Exercise aim
Check every line below for the word "From" and copy each one that has it.
** Begin Recorded information **
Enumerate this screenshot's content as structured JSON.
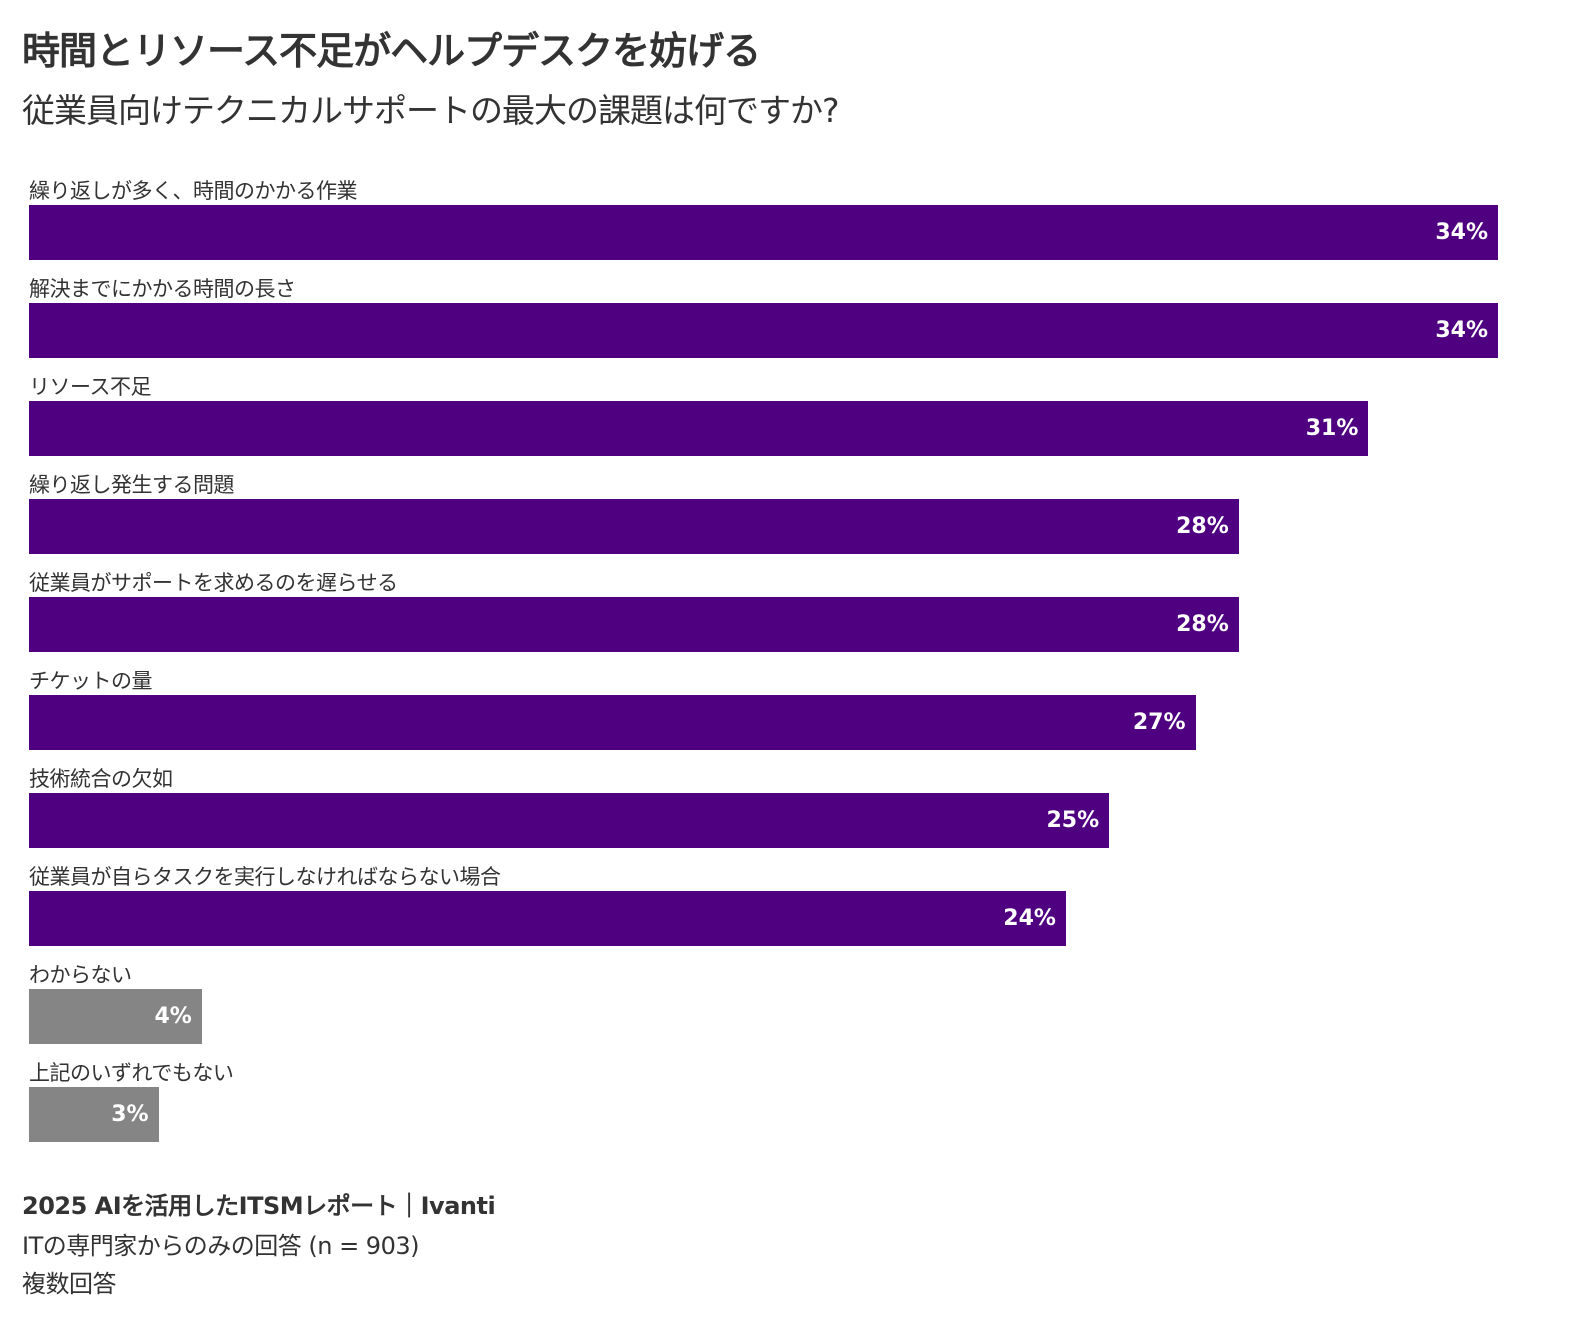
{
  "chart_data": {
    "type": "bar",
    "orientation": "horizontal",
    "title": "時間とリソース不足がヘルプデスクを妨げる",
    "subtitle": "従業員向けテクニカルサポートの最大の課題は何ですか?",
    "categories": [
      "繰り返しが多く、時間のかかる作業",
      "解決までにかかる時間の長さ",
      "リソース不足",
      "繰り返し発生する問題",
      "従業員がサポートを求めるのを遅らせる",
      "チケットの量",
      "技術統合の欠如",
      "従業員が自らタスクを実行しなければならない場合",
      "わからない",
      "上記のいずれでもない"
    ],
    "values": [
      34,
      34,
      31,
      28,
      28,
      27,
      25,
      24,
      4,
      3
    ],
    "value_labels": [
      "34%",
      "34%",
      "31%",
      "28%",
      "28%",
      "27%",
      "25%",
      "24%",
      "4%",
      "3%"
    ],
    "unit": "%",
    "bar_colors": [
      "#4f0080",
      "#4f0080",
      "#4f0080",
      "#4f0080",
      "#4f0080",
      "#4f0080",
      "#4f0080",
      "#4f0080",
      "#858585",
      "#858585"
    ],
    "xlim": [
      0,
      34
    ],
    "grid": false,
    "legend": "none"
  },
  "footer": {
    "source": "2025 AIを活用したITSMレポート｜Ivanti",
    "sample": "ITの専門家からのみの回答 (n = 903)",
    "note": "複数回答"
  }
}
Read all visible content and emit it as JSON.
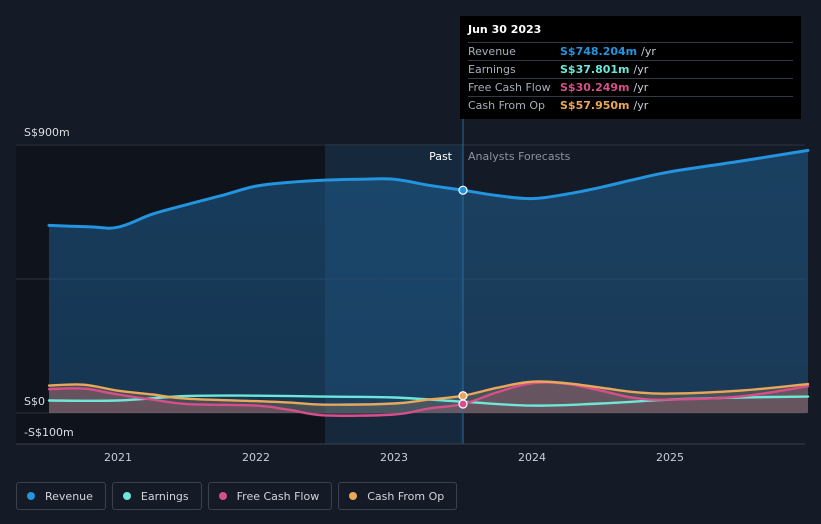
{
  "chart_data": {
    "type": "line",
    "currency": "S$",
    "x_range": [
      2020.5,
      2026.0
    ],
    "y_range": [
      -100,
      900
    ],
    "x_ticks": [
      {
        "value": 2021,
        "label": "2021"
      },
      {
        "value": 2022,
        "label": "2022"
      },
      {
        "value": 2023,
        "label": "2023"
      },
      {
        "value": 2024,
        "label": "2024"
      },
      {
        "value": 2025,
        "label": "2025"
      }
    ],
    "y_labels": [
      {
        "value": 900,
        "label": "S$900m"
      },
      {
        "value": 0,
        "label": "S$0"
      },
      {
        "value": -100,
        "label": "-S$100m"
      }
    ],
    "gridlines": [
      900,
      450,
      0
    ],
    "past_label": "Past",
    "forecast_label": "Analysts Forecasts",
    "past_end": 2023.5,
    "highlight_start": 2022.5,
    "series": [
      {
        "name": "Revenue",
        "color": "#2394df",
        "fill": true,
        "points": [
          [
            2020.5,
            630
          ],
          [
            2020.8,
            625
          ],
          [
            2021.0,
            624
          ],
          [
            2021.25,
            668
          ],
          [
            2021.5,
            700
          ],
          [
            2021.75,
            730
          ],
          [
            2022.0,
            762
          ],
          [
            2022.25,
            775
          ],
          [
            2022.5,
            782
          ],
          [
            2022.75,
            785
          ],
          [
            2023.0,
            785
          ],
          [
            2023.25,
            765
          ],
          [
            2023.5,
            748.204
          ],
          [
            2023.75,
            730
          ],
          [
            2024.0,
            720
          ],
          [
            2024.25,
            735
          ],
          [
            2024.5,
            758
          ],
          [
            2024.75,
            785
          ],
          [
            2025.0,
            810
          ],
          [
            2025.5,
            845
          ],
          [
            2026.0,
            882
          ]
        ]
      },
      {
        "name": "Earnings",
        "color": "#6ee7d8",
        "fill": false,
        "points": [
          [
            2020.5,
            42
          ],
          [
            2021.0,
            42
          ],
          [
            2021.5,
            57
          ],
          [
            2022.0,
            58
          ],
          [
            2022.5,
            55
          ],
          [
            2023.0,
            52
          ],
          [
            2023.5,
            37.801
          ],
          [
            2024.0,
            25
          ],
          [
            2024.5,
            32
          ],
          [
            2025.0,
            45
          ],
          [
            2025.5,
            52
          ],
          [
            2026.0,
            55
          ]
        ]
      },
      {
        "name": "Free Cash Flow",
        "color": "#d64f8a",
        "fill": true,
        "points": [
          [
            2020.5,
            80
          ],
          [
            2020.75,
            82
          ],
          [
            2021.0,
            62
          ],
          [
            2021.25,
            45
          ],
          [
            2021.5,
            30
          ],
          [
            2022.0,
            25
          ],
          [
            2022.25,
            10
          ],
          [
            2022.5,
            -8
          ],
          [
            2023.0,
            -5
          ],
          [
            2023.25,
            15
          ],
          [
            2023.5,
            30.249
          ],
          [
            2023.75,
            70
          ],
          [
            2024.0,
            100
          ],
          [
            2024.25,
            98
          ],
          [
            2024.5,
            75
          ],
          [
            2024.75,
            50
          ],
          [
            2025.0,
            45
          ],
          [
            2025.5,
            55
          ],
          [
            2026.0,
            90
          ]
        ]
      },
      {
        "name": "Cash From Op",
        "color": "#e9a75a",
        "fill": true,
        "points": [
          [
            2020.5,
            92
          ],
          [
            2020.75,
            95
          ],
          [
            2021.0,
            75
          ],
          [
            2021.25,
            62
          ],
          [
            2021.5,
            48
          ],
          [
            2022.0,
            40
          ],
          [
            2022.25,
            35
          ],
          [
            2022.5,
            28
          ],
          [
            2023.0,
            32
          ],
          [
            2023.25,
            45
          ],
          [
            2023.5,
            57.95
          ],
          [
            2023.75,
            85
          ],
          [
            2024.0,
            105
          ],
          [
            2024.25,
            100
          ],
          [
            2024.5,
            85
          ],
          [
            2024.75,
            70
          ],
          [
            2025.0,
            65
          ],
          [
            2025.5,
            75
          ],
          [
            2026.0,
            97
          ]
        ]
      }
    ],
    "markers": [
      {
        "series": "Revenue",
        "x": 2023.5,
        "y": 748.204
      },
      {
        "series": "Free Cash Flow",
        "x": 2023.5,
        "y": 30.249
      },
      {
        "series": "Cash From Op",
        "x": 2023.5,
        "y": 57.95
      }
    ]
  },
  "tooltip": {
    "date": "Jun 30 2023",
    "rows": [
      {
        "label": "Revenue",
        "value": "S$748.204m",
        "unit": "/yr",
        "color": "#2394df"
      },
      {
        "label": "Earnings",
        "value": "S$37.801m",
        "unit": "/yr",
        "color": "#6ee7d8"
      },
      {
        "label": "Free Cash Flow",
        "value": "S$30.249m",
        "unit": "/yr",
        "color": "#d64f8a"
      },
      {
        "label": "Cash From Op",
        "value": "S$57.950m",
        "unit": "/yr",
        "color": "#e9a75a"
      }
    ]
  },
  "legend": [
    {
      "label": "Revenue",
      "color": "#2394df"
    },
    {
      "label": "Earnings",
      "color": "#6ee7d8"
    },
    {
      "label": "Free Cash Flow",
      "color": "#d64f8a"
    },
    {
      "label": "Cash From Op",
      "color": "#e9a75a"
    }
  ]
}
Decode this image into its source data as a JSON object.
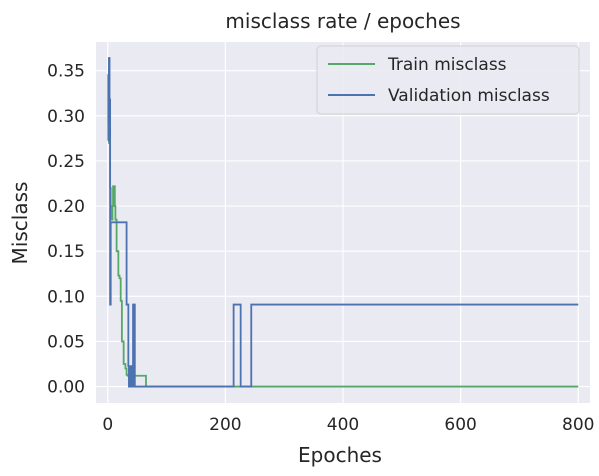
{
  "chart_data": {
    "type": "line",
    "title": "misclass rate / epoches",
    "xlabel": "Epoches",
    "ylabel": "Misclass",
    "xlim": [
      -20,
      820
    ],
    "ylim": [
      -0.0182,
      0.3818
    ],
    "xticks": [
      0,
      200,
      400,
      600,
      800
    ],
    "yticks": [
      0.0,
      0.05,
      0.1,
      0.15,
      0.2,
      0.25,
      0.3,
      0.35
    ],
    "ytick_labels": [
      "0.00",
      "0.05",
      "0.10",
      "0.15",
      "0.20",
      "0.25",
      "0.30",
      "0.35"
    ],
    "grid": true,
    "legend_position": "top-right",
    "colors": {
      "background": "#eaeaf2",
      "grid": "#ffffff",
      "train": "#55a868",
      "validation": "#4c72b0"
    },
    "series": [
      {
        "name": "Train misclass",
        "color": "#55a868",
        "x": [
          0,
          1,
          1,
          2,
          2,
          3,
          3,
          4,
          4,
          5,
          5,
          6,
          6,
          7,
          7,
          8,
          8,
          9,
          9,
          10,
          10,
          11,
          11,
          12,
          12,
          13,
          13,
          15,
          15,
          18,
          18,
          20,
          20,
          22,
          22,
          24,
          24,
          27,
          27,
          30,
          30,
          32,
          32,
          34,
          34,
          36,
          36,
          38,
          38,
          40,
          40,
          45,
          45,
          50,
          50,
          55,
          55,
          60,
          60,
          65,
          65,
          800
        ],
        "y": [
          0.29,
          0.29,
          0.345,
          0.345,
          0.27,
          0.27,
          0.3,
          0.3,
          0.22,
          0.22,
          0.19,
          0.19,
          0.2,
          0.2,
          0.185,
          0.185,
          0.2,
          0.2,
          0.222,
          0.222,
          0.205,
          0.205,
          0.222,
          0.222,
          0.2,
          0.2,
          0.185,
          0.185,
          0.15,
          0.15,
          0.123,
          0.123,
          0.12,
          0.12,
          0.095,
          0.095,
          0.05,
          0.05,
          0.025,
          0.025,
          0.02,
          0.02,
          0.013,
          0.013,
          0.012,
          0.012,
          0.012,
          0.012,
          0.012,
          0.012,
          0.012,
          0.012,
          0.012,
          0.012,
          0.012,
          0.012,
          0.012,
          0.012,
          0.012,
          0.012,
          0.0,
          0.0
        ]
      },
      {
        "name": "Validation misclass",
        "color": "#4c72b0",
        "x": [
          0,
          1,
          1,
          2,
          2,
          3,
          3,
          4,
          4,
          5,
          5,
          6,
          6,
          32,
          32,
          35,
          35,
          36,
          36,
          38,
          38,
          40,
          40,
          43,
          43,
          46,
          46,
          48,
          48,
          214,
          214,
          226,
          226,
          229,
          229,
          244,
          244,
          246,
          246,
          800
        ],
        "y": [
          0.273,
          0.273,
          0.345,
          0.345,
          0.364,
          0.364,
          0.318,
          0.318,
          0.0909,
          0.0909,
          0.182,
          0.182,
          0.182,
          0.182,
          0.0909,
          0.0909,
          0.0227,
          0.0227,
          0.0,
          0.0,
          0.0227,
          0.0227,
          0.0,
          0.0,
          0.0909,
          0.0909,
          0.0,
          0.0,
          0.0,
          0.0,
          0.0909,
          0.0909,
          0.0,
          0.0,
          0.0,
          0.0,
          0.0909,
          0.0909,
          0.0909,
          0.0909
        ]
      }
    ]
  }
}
** End Recorded information **
Response for this exercise
        "name": "Cash From Op",
        "series": "Cash From Op",
        "label": "Cash From Op",
      "label": "Cash From Op",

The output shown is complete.